Your objective: Your task is to copy the material exactly.

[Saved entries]

══════

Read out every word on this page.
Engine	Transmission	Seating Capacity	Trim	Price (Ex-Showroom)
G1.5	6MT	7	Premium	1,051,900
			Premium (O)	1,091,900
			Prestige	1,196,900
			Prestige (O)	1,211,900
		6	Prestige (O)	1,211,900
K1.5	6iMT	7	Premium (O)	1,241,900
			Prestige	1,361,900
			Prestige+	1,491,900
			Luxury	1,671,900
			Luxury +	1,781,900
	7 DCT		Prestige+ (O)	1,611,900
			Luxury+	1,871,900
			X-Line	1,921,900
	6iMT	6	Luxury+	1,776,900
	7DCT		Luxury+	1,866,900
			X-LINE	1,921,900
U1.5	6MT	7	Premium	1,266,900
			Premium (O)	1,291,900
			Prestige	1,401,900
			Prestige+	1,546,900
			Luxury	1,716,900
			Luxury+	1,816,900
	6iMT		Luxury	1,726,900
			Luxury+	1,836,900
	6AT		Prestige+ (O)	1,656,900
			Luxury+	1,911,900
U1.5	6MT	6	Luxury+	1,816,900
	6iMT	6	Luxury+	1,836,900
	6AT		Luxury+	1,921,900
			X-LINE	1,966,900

══════

Problem solution:
Read out every word on this page.
Engine	Transmission	Seating Capacity	Trim	Price (Ex-Showroom)
G1.5	6MT	7	Premium	1,051,900
			Premium (O)	1,091,900
			Prestige	1,196,900
			Prestige (O)	1,211,900
		6	Prestige (O)	1,211,900
K1.5	6iMT	7	Premium (O)	1,241,900
			Prestige	1,361,900
			Prestige+	1,491,900
			Luxury	1,671,900
			Luxury +	1,781,900
	7 DCT		Prestige+ (O)	1,611,900
			Luxury+	1,871,900
			X-Line	1,921,900
	6iMT	6	Luxury+	1,776,900
	7DCT		Luxury+	1,866,900
			X-LINE	1,921,900
U1.5	6MT	7	Premium	1,266,900
			Premium (O)	1,291,900
			Prestige	1,401,900
			Prestige+	1,546,900
			Luxury	1,716,900
			Luxury+	1,816,900
	6iMT		Luxury	1,726,900
			Luxury+	1,836,900
	6AT		Prestige+ (O)	1,656,900
			Luxury+	1,911,900
U1.5	6MT	6	Luxury+	1,816,900
	6iMT	6	Luxury+	1,836,900
	6AT		Luxury+	1,921,900
			X-LINE	1,966,900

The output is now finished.